STATED EXERCISE:
Wherever the string "Track" appears in the listing, copy that line.
▼▼▼
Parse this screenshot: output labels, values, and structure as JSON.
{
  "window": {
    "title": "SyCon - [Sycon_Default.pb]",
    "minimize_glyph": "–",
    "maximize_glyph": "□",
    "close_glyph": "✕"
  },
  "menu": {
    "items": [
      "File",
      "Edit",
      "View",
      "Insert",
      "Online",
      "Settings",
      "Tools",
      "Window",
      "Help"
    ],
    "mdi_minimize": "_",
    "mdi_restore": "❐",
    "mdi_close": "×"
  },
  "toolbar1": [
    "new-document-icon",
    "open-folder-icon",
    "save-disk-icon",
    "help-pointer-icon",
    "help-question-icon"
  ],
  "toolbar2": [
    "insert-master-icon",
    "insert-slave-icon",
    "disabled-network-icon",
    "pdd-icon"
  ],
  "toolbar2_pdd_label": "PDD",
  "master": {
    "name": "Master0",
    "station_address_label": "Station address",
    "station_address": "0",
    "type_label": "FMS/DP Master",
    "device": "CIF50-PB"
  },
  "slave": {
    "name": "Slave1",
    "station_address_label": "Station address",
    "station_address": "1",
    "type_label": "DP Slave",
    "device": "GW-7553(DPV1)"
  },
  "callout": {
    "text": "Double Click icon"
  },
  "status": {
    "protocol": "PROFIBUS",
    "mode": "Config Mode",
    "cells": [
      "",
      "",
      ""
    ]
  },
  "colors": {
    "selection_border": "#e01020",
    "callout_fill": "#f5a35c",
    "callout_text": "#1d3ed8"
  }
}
▲▲▲
▼▼▼
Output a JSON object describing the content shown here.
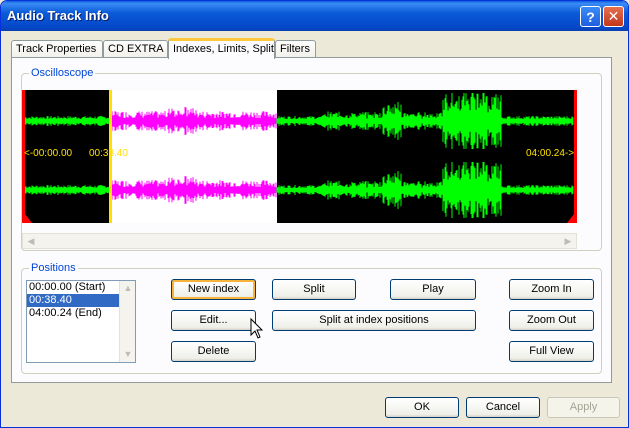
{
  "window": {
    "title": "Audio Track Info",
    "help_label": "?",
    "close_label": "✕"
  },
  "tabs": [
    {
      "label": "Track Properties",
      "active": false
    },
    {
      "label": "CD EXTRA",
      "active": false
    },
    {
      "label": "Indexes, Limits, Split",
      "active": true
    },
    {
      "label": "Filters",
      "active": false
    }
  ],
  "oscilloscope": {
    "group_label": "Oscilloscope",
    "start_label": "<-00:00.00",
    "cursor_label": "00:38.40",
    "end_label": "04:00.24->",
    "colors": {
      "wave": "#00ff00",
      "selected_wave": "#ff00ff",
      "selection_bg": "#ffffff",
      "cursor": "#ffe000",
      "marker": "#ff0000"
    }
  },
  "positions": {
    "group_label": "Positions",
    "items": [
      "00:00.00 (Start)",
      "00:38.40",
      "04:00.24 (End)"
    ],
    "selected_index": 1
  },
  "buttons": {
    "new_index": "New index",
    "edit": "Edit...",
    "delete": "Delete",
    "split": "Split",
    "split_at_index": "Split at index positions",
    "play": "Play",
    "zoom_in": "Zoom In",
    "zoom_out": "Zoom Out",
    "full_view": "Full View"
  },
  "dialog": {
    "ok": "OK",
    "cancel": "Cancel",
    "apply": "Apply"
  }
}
▲▲▲
ANSWER BELOW:
    "title": "Audio Track Info",
      "label": "Track Properties",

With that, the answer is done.